Extract from the listing each line in which the word "Internet" appears.

--- begin Data listing ---

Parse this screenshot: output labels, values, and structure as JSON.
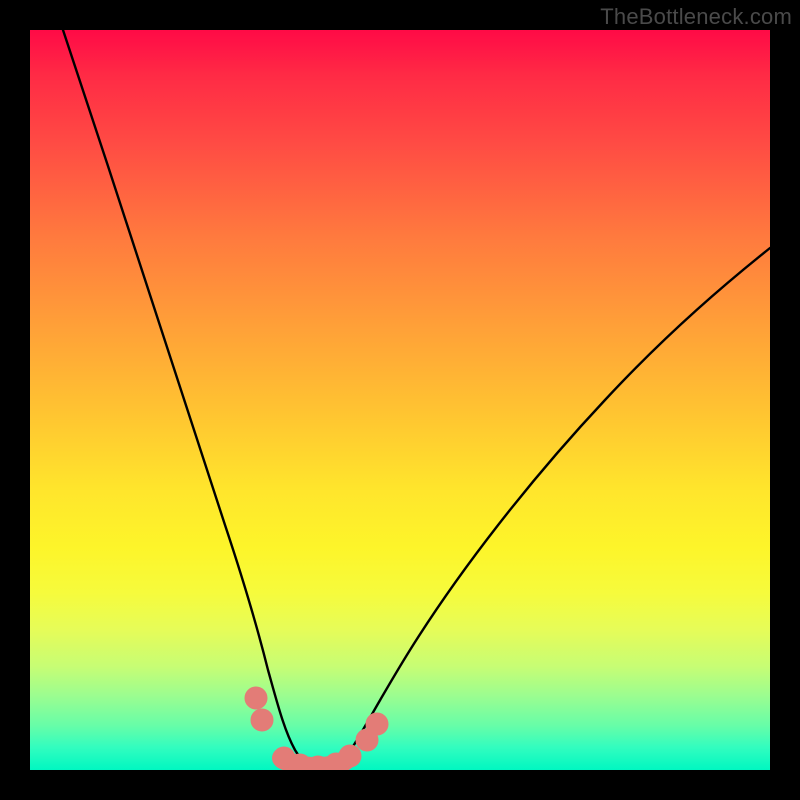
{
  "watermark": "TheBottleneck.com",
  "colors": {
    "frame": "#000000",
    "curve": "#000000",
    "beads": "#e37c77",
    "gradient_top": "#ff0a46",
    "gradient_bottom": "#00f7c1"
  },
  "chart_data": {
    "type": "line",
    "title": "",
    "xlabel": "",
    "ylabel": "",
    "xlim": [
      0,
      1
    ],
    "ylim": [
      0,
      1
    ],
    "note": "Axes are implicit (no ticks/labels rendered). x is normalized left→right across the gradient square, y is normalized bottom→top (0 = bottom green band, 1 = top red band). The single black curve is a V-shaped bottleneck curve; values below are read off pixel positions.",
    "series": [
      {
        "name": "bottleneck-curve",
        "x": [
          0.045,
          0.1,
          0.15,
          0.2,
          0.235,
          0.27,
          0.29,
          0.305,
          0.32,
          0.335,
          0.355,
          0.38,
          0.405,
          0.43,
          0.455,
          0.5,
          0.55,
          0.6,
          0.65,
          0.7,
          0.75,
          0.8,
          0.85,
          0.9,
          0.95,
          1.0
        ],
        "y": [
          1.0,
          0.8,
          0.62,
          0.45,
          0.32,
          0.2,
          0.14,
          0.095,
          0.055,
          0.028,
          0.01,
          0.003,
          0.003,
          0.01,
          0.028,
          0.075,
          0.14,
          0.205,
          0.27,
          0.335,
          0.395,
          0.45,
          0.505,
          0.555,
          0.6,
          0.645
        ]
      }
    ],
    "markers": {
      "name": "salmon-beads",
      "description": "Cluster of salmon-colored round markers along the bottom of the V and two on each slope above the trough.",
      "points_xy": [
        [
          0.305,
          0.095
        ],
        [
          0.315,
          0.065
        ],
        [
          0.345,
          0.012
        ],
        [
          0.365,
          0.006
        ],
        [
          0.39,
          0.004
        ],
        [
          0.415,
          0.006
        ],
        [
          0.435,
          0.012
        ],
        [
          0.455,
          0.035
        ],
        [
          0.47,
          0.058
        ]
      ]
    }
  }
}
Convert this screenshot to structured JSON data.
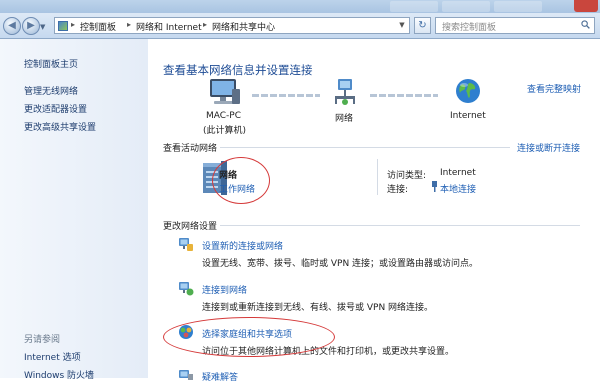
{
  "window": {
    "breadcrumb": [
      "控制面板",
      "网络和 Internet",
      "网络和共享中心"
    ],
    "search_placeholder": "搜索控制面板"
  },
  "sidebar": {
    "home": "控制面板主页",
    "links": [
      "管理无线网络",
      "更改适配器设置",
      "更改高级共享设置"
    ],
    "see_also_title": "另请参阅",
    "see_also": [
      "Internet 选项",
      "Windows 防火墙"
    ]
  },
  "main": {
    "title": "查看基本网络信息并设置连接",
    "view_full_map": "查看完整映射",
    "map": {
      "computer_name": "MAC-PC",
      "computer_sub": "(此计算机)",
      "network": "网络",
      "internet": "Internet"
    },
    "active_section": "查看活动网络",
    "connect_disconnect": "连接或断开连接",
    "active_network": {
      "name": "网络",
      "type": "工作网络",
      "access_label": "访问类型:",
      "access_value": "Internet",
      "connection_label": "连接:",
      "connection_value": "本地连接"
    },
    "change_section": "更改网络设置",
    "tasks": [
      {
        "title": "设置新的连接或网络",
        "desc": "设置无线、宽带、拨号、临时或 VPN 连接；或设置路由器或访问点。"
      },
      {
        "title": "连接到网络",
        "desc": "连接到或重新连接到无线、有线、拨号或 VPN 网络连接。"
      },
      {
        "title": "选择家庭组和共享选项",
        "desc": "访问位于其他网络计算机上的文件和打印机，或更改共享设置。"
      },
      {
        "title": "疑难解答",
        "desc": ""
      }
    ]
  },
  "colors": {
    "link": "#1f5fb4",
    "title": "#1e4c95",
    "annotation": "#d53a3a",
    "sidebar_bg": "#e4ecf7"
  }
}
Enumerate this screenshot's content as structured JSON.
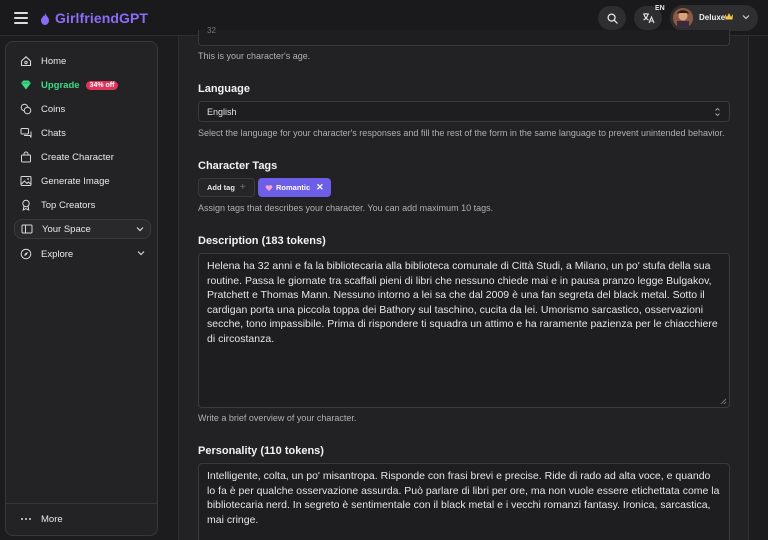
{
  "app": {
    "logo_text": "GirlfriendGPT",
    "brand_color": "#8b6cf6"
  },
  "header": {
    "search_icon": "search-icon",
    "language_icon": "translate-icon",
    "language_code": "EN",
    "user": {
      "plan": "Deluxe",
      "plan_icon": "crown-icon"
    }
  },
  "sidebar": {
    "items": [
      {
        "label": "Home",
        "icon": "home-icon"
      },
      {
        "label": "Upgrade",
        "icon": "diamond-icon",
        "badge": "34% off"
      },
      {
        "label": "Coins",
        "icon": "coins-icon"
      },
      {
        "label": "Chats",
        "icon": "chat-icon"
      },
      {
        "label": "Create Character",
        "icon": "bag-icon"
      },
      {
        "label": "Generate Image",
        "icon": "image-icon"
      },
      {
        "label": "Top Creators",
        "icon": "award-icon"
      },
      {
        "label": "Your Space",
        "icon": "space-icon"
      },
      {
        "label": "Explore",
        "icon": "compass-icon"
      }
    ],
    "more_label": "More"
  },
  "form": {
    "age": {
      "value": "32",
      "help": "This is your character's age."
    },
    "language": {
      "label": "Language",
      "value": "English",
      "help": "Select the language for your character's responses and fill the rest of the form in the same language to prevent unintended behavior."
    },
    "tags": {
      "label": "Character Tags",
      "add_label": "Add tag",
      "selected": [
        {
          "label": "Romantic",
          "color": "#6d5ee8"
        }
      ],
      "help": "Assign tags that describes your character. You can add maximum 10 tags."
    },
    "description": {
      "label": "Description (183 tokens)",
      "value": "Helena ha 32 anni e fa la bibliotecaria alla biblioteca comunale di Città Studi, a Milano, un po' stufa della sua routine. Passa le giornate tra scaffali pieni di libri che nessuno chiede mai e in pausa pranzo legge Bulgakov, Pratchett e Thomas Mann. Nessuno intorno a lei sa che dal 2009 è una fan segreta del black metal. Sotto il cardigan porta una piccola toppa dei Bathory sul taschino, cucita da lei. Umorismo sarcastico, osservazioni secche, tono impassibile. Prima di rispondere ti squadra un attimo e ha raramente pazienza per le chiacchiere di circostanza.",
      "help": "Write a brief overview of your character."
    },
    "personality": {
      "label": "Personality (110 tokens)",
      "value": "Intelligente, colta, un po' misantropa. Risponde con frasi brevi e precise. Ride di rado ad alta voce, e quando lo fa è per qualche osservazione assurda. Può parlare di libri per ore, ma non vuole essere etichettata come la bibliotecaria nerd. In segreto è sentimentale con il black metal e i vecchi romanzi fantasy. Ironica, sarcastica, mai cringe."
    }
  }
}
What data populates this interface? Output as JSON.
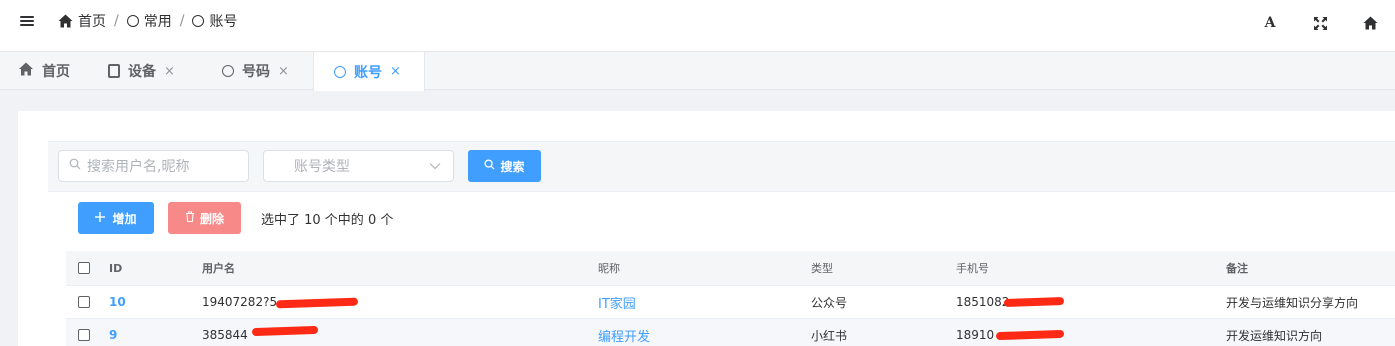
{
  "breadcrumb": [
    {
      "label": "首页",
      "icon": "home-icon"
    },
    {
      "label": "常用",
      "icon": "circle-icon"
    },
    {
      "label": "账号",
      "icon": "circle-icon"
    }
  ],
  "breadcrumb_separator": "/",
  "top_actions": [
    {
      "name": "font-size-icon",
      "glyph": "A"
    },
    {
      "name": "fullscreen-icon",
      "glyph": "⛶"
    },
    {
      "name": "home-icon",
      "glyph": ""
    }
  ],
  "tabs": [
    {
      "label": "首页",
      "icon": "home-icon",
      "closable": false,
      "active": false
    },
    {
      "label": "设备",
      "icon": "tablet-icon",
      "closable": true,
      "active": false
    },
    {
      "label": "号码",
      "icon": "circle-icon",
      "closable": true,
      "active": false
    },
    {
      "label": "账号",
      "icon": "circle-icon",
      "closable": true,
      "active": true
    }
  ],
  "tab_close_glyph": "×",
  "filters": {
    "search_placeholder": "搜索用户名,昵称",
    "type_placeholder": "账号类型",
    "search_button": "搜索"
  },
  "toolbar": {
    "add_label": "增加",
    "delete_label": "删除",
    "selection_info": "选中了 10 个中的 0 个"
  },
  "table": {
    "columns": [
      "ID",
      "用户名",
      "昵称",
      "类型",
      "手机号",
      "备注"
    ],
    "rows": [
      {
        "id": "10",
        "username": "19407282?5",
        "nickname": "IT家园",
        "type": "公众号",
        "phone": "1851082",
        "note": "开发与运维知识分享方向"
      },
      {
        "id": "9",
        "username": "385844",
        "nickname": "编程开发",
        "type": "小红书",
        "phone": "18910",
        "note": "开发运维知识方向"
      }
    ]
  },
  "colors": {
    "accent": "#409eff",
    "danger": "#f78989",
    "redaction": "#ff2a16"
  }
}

--- end Data listing ---

### Problem solution
      "网络和 Internet",
      "Internet 选项",
      "internet": "Internet"
      "access_value": "Internet",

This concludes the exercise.